→ Stated task: From the entries below, work out the number of lines that hold the word "screenshot", and give that number alone.

- - -

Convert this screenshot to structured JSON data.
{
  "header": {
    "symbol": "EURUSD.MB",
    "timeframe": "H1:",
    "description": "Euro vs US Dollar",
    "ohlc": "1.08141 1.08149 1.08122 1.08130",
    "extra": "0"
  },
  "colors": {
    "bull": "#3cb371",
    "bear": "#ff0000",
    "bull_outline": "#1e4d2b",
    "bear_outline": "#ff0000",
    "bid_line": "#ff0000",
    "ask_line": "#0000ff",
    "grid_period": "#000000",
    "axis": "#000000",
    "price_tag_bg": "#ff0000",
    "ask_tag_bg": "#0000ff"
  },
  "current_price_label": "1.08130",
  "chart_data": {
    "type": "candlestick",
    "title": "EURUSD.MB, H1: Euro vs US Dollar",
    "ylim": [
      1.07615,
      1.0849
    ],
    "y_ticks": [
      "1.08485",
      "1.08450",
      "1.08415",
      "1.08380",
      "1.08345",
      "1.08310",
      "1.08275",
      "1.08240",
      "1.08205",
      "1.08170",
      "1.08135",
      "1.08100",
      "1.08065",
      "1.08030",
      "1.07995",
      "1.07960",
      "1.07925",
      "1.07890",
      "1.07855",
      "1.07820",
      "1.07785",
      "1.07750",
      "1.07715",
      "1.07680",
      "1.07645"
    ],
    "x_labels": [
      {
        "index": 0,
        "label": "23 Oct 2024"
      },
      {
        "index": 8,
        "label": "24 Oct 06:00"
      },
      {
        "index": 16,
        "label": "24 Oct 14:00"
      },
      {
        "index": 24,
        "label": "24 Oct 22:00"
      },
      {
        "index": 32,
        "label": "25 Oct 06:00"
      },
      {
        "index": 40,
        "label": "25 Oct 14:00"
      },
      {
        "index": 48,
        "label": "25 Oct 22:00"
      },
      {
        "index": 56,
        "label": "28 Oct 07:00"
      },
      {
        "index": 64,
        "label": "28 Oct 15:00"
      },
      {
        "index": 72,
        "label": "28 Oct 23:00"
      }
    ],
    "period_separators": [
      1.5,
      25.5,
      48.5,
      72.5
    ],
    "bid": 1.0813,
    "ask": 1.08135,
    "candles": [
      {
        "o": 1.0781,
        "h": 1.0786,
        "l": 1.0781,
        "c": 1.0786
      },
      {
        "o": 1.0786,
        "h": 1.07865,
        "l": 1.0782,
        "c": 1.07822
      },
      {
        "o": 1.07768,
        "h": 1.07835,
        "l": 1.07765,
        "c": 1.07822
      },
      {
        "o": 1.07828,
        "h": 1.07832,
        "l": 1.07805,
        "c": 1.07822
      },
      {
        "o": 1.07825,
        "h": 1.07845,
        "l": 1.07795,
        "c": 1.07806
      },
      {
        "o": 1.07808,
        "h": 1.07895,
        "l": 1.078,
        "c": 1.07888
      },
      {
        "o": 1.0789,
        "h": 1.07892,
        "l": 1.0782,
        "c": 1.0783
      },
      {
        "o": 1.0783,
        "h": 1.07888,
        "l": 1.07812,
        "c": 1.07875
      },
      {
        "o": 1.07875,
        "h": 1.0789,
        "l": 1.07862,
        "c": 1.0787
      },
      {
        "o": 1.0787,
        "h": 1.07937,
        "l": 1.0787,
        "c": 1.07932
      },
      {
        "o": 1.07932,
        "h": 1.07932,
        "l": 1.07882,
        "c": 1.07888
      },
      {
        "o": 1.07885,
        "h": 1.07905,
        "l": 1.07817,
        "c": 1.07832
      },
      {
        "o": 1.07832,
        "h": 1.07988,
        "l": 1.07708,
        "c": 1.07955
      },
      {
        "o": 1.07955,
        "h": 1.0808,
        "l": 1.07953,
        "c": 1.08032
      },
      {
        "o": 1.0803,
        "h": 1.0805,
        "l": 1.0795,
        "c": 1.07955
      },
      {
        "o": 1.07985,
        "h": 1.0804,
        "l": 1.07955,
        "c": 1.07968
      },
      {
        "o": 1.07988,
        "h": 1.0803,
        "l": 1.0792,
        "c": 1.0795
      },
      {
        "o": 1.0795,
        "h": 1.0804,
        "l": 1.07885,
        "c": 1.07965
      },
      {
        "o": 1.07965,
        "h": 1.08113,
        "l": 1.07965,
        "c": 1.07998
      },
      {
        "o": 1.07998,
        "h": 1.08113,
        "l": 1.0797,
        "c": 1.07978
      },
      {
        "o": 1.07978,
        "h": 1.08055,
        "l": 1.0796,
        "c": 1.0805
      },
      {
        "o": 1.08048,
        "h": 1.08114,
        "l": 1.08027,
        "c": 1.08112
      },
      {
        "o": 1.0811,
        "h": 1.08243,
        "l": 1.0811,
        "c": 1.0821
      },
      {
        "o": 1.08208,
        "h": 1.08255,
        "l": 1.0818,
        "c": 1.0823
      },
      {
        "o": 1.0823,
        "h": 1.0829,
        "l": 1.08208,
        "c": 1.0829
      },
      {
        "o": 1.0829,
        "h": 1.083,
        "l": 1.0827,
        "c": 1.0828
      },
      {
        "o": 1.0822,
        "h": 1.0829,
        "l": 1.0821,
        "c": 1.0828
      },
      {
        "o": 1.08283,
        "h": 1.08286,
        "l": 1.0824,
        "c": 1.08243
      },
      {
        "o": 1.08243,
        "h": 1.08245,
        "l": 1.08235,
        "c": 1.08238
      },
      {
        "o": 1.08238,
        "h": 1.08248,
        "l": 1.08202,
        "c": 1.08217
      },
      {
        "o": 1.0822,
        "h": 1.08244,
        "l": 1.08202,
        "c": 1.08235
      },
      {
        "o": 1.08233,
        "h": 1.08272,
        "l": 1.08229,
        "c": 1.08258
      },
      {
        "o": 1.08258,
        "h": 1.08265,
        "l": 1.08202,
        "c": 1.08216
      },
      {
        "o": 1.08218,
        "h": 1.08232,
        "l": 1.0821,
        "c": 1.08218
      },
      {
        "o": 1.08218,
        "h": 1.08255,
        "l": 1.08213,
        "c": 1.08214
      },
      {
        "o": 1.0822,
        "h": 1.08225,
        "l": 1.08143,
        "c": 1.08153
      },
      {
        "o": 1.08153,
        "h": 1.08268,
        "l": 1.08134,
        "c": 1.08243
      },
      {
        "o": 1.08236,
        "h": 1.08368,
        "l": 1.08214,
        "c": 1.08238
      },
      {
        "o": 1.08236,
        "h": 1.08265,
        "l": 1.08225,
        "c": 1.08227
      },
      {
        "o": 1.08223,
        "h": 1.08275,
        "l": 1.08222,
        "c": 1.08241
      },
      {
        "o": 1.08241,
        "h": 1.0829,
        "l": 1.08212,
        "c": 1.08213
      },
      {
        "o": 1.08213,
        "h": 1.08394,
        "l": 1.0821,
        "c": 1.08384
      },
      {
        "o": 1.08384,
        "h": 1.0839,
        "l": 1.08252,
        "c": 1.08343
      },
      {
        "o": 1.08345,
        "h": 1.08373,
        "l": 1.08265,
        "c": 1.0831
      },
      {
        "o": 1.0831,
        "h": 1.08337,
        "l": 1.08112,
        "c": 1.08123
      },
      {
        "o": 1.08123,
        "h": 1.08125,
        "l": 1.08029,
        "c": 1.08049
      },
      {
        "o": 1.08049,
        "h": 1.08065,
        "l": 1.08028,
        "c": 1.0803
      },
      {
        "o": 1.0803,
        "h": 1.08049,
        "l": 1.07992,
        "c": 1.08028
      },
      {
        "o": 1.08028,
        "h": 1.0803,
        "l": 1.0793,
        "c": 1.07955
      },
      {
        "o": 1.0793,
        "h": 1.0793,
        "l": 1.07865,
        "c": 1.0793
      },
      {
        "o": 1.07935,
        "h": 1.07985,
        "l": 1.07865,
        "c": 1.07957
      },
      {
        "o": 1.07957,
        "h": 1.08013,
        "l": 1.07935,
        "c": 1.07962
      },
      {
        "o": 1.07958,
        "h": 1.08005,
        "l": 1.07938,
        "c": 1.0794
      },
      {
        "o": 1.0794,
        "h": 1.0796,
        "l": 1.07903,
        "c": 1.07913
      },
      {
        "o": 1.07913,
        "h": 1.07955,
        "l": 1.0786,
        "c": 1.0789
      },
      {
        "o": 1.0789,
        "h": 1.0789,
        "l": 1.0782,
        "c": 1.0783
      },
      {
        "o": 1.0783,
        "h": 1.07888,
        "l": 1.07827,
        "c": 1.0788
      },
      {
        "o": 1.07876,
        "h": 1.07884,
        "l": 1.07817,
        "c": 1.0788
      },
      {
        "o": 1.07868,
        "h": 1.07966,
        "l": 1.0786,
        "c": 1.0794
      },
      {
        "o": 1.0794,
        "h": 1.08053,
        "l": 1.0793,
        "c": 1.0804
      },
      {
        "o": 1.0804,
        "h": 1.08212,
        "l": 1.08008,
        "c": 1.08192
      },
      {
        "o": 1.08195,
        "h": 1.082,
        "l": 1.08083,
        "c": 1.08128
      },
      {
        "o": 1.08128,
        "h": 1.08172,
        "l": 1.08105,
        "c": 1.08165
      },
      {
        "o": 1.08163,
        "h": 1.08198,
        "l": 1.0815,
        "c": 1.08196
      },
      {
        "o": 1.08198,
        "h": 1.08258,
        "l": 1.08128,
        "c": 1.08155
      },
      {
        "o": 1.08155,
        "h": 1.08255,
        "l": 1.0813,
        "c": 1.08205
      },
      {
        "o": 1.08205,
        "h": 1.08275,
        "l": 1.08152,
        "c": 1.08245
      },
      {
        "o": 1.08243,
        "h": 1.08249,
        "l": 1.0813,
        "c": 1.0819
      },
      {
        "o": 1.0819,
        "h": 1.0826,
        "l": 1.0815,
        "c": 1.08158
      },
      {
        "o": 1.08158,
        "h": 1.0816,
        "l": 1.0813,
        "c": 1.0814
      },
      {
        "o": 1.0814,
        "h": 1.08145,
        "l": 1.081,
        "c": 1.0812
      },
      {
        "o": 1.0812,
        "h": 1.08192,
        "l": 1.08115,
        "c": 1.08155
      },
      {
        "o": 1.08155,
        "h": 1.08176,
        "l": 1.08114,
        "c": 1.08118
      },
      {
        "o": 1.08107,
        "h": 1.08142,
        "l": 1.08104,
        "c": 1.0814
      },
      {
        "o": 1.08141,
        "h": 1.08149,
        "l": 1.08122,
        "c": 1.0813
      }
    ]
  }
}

- - -

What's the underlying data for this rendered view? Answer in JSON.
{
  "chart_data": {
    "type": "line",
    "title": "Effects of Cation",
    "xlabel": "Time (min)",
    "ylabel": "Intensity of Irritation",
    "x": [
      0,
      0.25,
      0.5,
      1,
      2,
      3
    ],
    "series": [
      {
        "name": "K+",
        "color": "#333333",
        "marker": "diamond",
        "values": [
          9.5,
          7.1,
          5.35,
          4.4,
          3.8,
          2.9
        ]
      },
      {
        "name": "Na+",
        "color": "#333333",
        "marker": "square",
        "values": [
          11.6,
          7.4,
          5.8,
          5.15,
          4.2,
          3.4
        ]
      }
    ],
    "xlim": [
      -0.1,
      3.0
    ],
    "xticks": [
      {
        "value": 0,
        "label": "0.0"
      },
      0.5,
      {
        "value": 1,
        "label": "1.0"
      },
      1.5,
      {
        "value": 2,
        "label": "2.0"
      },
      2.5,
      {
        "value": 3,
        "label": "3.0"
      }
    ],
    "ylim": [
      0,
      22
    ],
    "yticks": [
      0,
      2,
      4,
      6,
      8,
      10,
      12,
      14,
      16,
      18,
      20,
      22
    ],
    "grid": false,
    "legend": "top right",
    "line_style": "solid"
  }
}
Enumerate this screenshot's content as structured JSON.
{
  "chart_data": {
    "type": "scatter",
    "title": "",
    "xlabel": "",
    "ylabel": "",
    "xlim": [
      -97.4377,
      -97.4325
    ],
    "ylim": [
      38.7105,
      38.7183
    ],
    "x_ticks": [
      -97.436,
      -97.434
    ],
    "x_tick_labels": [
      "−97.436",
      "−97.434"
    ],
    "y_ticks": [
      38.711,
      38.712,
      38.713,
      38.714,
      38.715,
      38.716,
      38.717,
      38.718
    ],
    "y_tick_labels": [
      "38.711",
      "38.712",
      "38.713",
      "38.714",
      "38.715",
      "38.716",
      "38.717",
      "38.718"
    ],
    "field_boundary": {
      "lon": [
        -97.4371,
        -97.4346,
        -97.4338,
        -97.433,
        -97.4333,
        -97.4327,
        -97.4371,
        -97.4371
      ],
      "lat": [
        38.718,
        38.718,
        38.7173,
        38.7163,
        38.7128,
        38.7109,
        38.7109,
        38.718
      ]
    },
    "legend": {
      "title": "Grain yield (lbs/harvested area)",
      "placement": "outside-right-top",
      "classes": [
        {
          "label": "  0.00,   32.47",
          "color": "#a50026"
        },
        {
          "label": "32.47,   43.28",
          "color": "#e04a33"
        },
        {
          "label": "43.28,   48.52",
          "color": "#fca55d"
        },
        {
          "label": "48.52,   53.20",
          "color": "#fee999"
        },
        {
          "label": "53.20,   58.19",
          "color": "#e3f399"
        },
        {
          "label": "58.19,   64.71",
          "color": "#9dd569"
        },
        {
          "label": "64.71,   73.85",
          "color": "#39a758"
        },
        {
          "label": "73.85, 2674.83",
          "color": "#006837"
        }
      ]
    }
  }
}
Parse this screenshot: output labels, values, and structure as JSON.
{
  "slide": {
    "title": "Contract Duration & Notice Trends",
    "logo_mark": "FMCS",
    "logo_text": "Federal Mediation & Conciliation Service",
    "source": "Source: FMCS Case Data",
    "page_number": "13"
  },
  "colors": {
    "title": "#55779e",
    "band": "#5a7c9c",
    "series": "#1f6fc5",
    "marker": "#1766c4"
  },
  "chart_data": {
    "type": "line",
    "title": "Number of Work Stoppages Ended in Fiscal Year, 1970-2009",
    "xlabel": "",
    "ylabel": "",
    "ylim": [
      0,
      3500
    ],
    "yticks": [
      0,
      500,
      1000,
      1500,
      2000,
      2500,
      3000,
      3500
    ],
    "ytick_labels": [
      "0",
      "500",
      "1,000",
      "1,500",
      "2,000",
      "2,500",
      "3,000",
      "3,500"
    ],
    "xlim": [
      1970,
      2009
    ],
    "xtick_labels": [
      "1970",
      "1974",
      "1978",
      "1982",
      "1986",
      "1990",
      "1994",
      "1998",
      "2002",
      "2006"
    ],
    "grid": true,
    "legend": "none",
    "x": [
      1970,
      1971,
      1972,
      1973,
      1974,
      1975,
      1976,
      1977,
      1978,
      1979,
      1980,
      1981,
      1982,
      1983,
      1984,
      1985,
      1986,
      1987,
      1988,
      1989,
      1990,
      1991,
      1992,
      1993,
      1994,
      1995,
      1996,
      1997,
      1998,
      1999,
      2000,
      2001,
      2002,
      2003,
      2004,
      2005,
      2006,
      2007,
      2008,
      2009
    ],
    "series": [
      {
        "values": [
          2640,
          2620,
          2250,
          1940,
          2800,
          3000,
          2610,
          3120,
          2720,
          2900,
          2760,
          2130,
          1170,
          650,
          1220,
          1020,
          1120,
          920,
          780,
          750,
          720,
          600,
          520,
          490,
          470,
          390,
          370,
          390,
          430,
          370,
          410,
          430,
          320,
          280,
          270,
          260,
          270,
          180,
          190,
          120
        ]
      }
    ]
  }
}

- - -

→ Result of the exercise: 3